**Exercise inputs**
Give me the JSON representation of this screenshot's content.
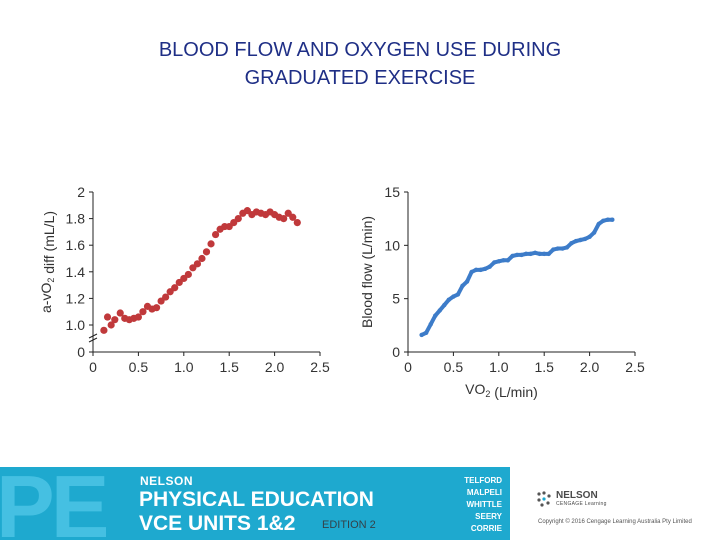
{
  "slide": {
    "title_line1": "BLOOD FLOW AND OXYGEN USE DURING",
    "title_line2": "GRADUATED EXERCISE"
  },
  "chart_data": [
    {
      "type": "scatter",
      "title": "",
      "xlabel": "",
      "ylabel": "a-vO2 diff (mL/L)",
      "xlim": [
        0,
        2.5
      ],
      "ylim": [
        0,
        2
      ],
      "xticks": [
        "0",
        "0.5",
        "1.0",
        "1.5",
        "2.0",
        "2.5"
      ],
      "yticks": [
        "0",
        "1.0",
        "1.2",
        "1.4",
        "1.6",
        "1.8",
        "2"
      ],
      "axis_break": "between 0 and 1.0",
      "color": "#c0393b",
      "x": [
        0.12,
        0.16,
        0.2,
        0.24,
        0.3,
        0.35,
        0.4,
        0.45,
        0.5,
        0.55,
        0.6,
        0.65,
        0.7,
        0.75,
        0.8,
        0.85,
        0.9,
        0.95,
        1.0,
        1.05,
        1.1,
        1.15,
        1.2,
        1.25,
        1.3,
        1.35,
        1.4,
        1.45,
        1.5,
        1.55,
        1.6,
        1.65,
        1.7,
        1.75,
        1.8,
        1.85,
        1.9,
        1.95,
        2.0,
        2.05,
        2.1,
        2.15,
        2.2,
        2.25
      ],
      "y": [
        0.96,
        1.06,
        1.0,
        1.04,
        1.09,
        1.05,
        1.04,
        1.05,
        1.06,
        1.1,
        1.14,
        1.12,
        1.13,
        1.18,
        1.21,
        1.25,
        1.28,
        1.32,
        1.35,
        1.38,
        1.43,
        1.46,
        1.5,
        1.55,
        1.61,
        1.68,
        1.72,
        1.74,
        1.74,
        1.77,
        1.8,
        1.84,
        1.86,
        1.83,
        1.85,
        1.84,
        1.83,
        1.85,
        1.83,
        1.81,
        1.8,
        1.84,
        1.81,
        1.77
      ]
    },
    {
      "type": "line",
      "title": "",
      "xlabel": "VO2 (L/min)",
      "ylabel": "Blood flow (L/min)",
      "xlim": [
        0,
        2.5
      ],
      "ylim": [
        0,
        15
      ],
      "xticks": [
        "0",
        "0.5",
        "1.0",
        "1.5",
        "2.0",
        "2.5"
      ],
      "yticks": [
        "0",
        "5",
        "10",
        "15"
      ],
      "color": "#3d7cc9",
      "x": [
        0.15,
        0.2,
        0.25,
        0.3,
        0.35,
        0.4,
        0.45,
        0.5,
        0.55,
        0.6,
        0.65,
        0.7,
        0.75,
        0.8,
        0.85,
        0.9,
        0.95,
        1.0,
        1.05,
        1.1,
        1.15,
        1.2,
        1.25,
        1.3,
        1.35,
        1.4,
        1.45,
        1.5,
        1.55,
        1.6,
        1.65,
        1.7,
        1.75,
        1.8,
        1.85,
        1.9,
        1.95,
        2.0,
        2.05,
        2.1,
        2.15,
        2.2,
        2.25
      ],
      "y": [
        1.6,
        1.8,
        2.6,
        3.4,
        3.9,
        4.4,
        4.9,
        5.2,
        5.4,
        6.2,
        6.6,
        7.5,
        7.7,
        7.7,
        7.8,
        8.0,
        8.4,
        8.5,
        8.6,
        8.6,
        9.0,
        9.1,
        9.1,
        9.2,
        9.2,
        9.3,
        9.2,
        9.2,
        9.2,
        9.6,
        9.7,
        9.7,
        9.8,
        10.2,
        10.4,
        10.5,
        10.6,
        10.8,
        11.2,
        12.0,
        12.3,
        12.4,
        12.4
      ]
    }
  ],
  "footer": {
    "pe_logo": "PE",
    "brand": "NELSON",
    "product_line1": "PHYSICAL EDUCATION",
    "product_line2": "VCE UNITS 1&2",
    "edition": "EDITION 2",
    "authors": [
      "TELFORD",
      "MALPELI",
      "WHITTLE",
      "SEERY",
      "CORRIE"
    ],
    "publisher_name": "NELSON",
    "publisher_sub": "CENGAGE Learning",
    "copyright": "Copyright © 2016 Cengage Learning Australia Pty Limited"
  }
}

**Work required**
Return all lines containing "ylabel".

**Solution for this exercise**
      "ylabel": "a-vO2 diff (mL/L)",
      "ylabel": "Blood flow (L/min)",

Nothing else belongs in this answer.